====== Records for the exercise

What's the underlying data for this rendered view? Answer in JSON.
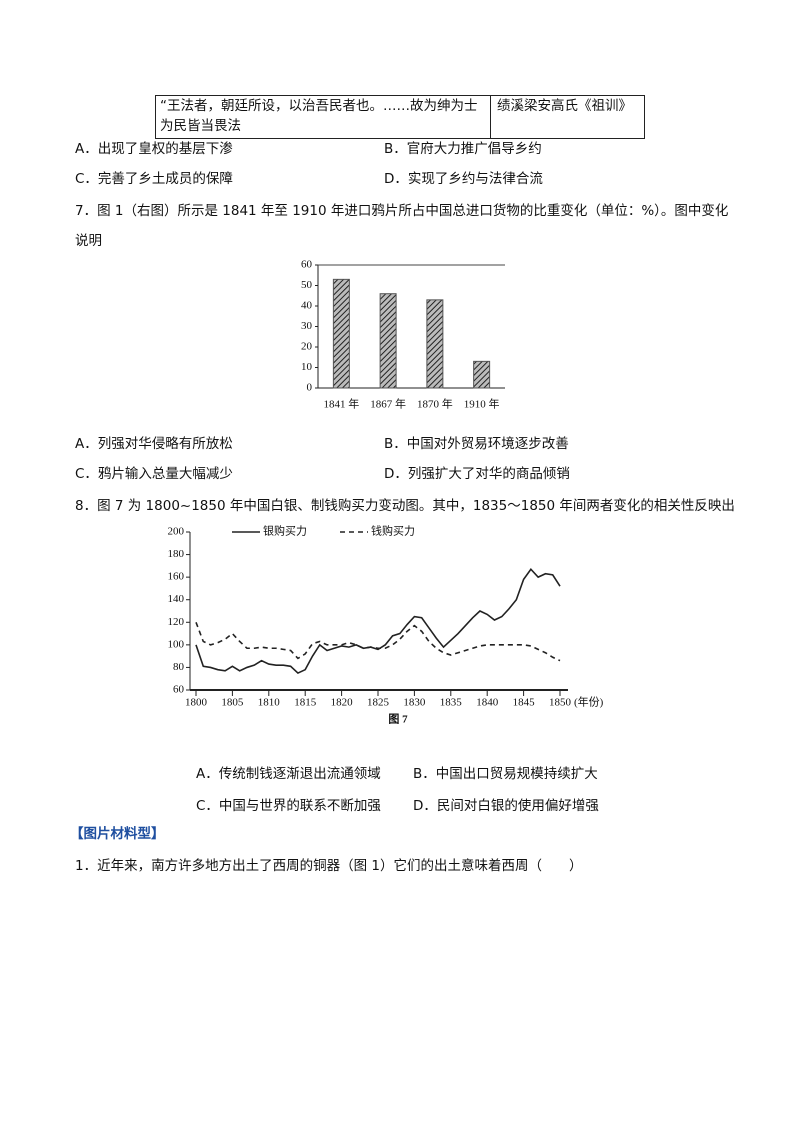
{
  "table": {
    "rows": [
      [
        "“王法者，朝廷所设，以治吾民者也。……故为绅为士为民皆当畏法",
        "绩溪梁安高氏《祖训》"
      ]
    ]
  },
  "options_6": [
    "A．出现了皇权的基层下渗",
    "B．官府大力推广倡导乡约",
    "C．完善了乡土成员的保障",
    "D．实现了乡约与法律合流"
  ],
  "question_7": "7．图 1（右图）所示是 1841 年至 1910 年进口鸦片所占中国总进口货物的比重变化（单位：%）。图中变化说明",
  "options_7": [
    "A．列强对华侵略有所放松",
    "B．中国对外贸易环境逐步改善",
    "C．鸦片输入总量大幅减少",
    "D．列强扩大了对华的商品倾销"
  ],
  "question_8": "8．图 7 为 1800~1850 年中国白银、制钱购买力变动图。其中，1835～1850 年间两者变化的相关性反映出",
  "options_8": [
    "A．传统制钱逐渐退出流通领域",
    "B．中国出口贸易规模持续扩大",
    "C．中国与世界的联系不断加强",
    "D．民间对白银的使用偏好增强"
  ],
  "section": "【图片材料型】",
  "question_1": "1．近年来，南方许多地方出土了西周的铜器（图 1）它们的出土意味着西周（　　）",
  "chart_data": [
    {
      "type": "bar",
      "categories": [
        "1841 年",
        "1867 年",
        "1870 年",
        "1910 年"
      ],
      "values": [
        53,
        46,
        43,
        13
      ],
      "color": "#555555",
      "ylim": [
        0,
        60
      ],
      "yticks": [
        0,
        10,
        20,
        30,
        40,
        50,
        60
      ],
      "grid": false
    },
    {
      "type": "line",
      "caption": "图 7",
      "x_label": "(年份)",
      "x": [
        1800,
        1801,
        1802,
        1803,
        1804,
        1805,
        1806,
        1807,
        1808,
        1809,
        1810,
        1811,
        1812,
        1813,
        1814,
        1815,
        1816,
        1817,
        1818,
        1819,
        1820,
        1821,
        1822,
        1823,
        1824,
        1825,
        1826,
        1827,
        1828,
        1829,
        1830,
        1831,
        1832,
        1833,
        1834,
        1835,
        1836,
        1837,
        1838,
        1839,
        1840,
        1841,
        1842,
        1843,
        1844,
        1845,
        1846,
        1847,
        1848,
        1849,
        1850
      ],
      "series": [
        {
          "name": "银购买力",
          "color": "#222222",
          "line_style": "solid",
          "values": [
            100,
            81,
            80,
            78,
            77,
            81,
            77,
            80,
            82,
            86,
            83,
            82,
            82,
            81,
            75,
            78,
            90,
            100,
            95,
            97,
            99,
            98,
            100,
            97,
            98,
            96,
            100,
            108,
            110,
            118,
            125,
            124,
            115,
            106,
            98,
            104,
            110,
            117,
            124,
            130,
            127,
            122,
            125,
            132,
            140,
            158,
            167,
            160,
            163,
            162,
            152
          ]
        },
        {
          "name": "钱购买力",
          "color": "#222222",
          "line_style": "dashed",
          "values": [
            120,
            103,
            100,
            102,
            105,
            110,
            103,
            97,
            97,
            98,
            97,
            97,
            96,
            95,
            88,
            92,
            101,
            103,
            100,
            100,
            100,
            102,
            100,
            97,
            98,
            97,
            97,
            100,
            105,
            112,
            117,
            112,
            103,
            97,
            93,
            91,
            93,
            95,
            97,
            99,
            100,
            100,
            100,
            100,
            100,
            100,
            99,
            96,
            93,
            89,
            86
          ]
        }
      ],
      "xlim": [
        1800,
        1850
      ],
      "xticks": [
        1800,
        1805,
        1810,
        1815,
        1820,
        1825,
        1830,
        1835,
        1840,
        1845,
        1850
      ],
      "ylim": [
        60,
        200
      ],
      "yticks": [
        60,
        80,
        100,
        120,
        140,
        160,
        180,
        200
      ]
    }
  ]
}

============

Work to complete
The entries above should be reproduced exactly, without their pictures.

Written response
What's the underlying data for this rendered view? Answer in JSON.
{
  "table": {
    "rows": [
      [
        "“王法者，朝廷所设，以治吾民者也。……故为绅为士为民皆当畏法",
        "绩溪梁安高氏《祖训》"
      ]
    ]
  },
  "options_6": [
    "A．出现了皇权的基层下渗",
    "B．官府大力推广倡导乡约",
    "C．完善了乡土成员的保障",
    "D．实现了乡约与法律合流"
  ],
  "question_7": "7．图 1（右图）所示是 1841 年至 1910 年进口鸦片所占中国总进口货物的比重变化（单位：%）。图中变化说明",
  "options_7": [
    "A．列强对华侵略有所放松",
    "B．中国对外贸易环境逐步改善",
    "C．鸦片输入总量大幅减少",
    "D．列强扩大了对华的商品倾销"
  ],
  "question_8": "8．图 7 为 1800~1850 年中国白银、制钱购买力变动图。其中，1835～1850 年间两者变化的相关性反映出",
  "options_8": [
    "A．传统制钱逐渐退出流通领域",
    "B．中国出口贸易规模持续扩大",
    "C．中国与世界的联系不断加强",
    "D．民间对白银的使用偏好增强"
  ],
  "section": "【图片材料型】",
  "question_1": "1．近年来，南方许多地方出土了西周的铜器（图 1）它们的出土意味着西周（　　）",
  "chart_data": [
    {
      "type": "bar",
      "categories": [
        "1841 年",
        "1867 年",
        "1870 年",
        "1910 年"
      ],
      "values": [
        53,
        46,
        43,
        13
      ],
      "color": "#555555",
      "ylim": [
        0,
        60
      ],
      "yticks": [
        0,
        10,
        20,
        30,
        40,
        50,
        60
      ],
      "grid": false
    },
    {
      "type": "line",
      "caption": "图 7",
      "x_label": "(年份)",
      "x": [
        1800,
        1801,
        1802,
        1803,
        1804,
        1805,
        1806,
        1807,
        1808,
        1809,
        1810,
        1811,
        1812,
        1813,
        1814,
        1815,
        1816,
        1817,
        1818,
        1819,
        1820,
        1821,
        1822,
        1823,
        1824,
        1825,
        1826,
        1827,
        1828,
        1829,
        1830,
        1831,
        1832,
        1833,
        1834,
        1835,
        1836,
        1837,
        1838,
        1839,
        1840,
        1841,
        1842,
        1843,
        1844,
        1845,
        1846,
        1847,
        1848,
        1849,
        1850
      ],
      "series": [
        {
          "name": "银购买力",
          "color": "#222222",
          "line_style": "solid",
          "values": [
            100,
            81,
            80,
            78,
            77,
            81,
            77,
            80,
            82,
            86,
            83,
            82,
            82,
            81,
            75,
            78,
            90,
            100,
            95,
            97,
            99,
            98,
            100,
            97,
            98,
            96,
            100,
            108,
            110,
            118,
            125,
            124,
            115,
            106,
            98,
            104,
            110,
            117,
            124,
            130,
            127,
            122,
            125,
            132,
            140,
            158,
            167,
            160,
            163,
            162,
            152
          ]
        },
        {
          "name": "钱购买力",
          "color": "#222222",
          "line_style": "dashed",
          "values": [
            120,
            103,
            100,
            102,
            105,
            110,
            103,
            97,
            97,
            98,
            97,
            97,
            96,
            95,
            88,
            92,
            101,
            103,
            100,
            100,
            100,
            102,
            100,
            97,
            98,
            97,
            97,
            100,
            105,
            112,
            117,
            112,
            103,
            97,
            93,
            91,
            93,
            95,
            97,
            99,
            100,
            100,
            100,
            100,
            100,
            100,
            99,
            96,
            93,
            89,
            86
          ]
        }
      ],
      "xlim": [
        1800,
        1850
      ],
      "xticks": [
        1800,
        1805,
        1810,
        1815,
        1820,
        1825,
        1830,
        1835,
        1840,
        1845,
        1850
      ],
      "ylim": [
        60,
        200
      ],
      "yticks": [
        60,
        80,
        100,
        120,
        140,
        160,
        180,
        200
      ]
    }
  ]
}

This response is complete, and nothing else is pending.